- Written problem:
Select the lines below containing the word "Pressure".

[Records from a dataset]
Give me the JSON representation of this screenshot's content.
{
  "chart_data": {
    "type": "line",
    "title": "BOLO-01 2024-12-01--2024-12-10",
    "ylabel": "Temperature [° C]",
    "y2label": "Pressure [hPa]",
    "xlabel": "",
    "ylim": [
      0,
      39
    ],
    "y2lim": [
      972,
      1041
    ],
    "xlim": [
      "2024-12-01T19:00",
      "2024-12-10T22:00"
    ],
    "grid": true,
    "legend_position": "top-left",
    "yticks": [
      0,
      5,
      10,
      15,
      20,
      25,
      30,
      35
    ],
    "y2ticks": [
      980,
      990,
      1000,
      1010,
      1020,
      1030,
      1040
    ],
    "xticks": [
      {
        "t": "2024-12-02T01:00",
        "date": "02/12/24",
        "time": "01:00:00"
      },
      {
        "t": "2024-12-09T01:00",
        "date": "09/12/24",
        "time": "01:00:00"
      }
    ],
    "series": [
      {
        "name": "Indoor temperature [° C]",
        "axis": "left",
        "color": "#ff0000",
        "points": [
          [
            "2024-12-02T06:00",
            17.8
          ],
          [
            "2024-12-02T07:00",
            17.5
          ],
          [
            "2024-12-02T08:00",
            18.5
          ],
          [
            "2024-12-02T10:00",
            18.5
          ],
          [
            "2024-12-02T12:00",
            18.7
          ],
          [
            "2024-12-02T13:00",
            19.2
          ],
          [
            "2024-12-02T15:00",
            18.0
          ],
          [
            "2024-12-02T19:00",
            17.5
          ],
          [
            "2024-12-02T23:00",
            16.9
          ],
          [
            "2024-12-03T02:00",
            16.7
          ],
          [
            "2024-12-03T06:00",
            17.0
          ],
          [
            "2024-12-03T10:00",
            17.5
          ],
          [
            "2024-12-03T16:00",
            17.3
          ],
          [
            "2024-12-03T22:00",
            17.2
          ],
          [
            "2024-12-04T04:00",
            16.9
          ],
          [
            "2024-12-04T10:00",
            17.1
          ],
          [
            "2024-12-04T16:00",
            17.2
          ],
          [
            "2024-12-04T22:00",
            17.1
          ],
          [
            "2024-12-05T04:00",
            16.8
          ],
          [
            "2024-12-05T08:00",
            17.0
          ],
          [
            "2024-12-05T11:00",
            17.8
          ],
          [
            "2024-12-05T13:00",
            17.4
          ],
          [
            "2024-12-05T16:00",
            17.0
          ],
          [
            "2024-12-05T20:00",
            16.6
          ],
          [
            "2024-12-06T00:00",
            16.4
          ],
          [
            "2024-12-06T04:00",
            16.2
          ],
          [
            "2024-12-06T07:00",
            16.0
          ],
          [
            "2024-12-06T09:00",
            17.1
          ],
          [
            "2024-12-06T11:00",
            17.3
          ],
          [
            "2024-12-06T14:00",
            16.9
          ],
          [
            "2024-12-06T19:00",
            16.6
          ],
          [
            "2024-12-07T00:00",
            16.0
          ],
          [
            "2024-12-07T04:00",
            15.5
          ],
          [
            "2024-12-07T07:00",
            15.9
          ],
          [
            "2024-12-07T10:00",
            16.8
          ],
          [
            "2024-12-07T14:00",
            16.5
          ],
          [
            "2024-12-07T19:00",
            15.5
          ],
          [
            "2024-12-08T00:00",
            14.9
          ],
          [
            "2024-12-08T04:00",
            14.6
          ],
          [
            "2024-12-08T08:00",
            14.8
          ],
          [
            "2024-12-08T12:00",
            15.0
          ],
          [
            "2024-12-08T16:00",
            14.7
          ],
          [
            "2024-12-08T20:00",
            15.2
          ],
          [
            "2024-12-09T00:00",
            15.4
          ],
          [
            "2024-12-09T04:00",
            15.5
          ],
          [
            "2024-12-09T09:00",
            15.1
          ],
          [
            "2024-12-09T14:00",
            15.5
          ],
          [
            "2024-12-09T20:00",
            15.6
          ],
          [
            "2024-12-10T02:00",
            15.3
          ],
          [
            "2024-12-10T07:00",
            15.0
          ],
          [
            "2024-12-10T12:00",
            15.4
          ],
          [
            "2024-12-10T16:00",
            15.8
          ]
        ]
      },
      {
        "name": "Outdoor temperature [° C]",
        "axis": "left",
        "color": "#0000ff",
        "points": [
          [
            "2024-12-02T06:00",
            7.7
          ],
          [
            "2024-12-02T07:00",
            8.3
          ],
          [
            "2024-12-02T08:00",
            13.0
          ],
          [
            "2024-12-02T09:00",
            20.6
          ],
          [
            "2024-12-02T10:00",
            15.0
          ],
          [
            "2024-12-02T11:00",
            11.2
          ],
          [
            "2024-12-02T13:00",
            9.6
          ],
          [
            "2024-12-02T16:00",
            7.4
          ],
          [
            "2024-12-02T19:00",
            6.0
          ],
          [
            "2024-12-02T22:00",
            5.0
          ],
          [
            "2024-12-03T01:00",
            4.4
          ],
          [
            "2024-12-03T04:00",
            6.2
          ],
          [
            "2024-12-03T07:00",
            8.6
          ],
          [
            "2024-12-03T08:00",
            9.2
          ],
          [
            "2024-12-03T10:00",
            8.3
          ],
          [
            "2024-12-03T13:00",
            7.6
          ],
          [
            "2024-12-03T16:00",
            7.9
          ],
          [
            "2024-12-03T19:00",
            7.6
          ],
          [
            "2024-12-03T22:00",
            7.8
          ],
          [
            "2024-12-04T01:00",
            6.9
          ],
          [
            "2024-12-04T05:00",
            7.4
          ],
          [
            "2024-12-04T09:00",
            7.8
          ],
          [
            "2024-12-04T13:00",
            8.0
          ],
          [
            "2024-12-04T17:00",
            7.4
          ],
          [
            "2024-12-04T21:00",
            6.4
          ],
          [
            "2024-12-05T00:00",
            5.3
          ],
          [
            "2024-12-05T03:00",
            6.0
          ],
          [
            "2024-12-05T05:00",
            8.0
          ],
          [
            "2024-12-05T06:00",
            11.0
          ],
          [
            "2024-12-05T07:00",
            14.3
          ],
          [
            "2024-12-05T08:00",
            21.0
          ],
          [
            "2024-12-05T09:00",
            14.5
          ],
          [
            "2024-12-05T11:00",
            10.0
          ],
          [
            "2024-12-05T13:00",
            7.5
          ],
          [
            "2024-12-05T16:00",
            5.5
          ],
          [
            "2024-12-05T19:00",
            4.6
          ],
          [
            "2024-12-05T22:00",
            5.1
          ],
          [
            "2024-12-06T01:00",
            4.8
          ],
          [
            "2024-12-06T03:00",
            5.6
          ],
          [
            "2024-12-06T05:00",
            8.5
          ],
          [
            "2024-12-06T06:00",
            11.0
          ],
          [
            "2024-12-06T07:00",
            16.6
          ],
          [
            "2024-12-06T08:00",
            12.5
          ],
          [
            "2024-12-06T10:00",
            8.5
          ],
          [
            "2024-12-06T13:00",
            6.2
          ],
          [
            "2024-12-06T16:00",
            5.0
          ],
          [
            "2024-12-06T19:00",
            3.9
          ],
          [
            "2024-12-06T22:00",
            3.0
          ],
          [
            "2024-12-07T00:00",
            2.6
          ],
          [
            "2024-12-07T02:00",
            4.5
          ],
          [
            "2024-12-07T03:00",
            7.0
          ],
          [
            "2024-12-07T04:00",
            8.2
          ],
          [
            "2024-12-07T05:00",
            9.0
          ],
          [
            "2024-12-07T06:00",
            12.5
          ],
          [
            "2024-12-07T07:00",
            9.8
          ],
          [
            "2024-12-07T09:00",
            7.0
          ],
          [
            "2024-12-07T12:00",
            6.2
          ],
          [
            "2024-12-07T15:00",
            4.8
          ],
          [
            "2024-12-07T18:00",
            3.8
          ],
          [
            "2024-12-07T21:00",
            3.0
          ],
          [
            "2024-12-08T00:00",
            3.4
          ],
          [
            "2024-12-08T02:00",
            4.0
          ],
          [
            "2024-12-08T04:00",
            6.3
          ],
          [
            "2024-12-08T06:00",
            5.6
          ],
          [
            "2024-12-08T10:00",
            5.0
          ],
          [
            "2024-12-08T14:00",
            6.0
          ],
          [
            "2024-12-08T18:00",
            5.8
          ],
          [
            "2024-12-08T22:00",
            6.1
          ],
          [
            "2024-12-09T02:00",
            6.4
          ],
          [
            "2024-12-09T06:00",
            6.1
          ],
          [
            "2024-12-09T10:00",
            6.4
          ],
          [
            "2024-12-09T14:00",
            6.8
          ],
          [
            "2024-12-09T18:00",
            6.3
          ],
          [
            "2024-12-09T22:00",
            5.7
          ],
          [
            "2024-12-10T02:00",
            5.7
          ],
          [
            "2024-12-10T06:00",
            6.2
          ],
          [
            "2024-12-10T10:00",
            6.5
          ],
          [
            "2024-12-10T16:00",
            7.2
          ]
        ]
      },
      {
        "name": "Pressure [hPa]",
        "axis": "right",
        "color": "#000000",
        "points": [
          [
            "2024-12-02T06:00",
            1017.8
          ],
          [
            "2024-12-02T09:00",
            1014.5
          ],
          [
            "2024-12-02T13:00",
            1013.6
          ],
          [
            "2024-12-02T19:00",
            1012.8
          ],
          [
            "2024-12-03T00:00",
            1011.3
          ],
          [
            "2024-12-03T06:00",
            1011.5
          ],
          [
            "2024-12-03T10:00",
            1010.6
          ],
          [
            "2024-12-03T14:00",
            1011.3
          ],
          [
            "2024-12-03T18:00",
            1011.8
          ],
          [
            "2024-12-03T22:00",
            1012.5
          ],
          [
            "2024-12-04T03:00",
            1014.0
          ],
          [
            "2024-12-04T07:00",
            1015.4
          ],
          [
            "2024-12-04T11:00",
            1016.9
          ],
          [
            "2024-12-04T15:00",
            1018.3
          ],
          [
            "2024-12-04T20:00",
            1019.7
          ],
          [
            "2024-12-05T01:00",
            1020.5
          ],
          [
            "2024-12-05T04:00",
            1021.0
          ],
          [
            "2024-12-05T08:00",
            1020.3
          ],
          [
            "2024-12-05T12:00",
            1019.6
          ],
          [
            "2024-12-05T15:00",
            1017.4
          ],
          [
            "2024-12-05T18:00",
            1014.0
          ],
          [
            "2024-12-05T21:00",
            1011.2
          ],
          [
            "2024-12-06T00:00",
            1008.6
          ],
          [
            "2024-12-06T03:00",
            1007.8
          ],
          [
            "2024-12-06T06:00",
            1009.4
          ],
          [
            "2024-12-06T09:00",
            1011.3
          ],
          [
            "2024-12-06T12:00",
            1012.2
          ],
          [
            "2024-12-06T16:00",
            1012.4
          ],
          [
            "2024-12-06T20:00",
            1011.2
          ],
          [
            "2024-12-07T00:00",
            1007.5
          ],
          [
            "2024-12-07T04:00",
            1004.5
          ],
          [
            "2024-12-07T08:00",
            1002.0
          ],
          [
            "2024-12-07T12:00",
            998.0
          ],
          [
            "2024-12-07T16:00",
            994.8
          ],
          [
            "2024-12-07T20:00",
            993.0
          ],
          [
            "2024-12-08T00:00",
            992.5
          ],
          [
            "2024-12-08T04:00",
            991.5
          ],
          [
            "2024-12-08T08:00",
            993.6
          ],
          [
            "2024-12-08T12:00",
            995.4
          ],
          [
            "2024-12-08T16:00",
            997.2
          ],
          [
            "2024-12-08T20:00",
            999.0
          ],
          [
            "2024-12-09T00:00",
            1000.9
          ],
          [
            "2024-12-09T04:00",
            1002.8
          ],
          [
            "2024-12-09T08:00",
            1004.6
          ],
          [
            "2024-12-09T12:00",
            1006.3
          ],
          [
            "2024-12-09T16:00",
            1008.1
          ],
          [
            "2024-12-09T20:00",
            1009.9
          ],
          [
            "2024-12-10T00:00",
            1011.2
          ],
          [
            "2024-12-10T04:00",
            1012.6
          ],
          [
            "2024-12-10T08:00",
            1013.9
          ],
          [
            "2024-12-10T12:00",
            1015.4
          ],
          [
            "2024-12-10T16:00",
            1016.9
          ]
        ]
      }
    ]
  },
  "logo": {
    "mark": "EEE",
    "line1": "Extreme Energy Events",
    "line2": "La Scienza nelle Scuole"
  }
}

- Task result:
    "y2label": "Pressure [hPa]",
        "name": "Pressure [hPa]",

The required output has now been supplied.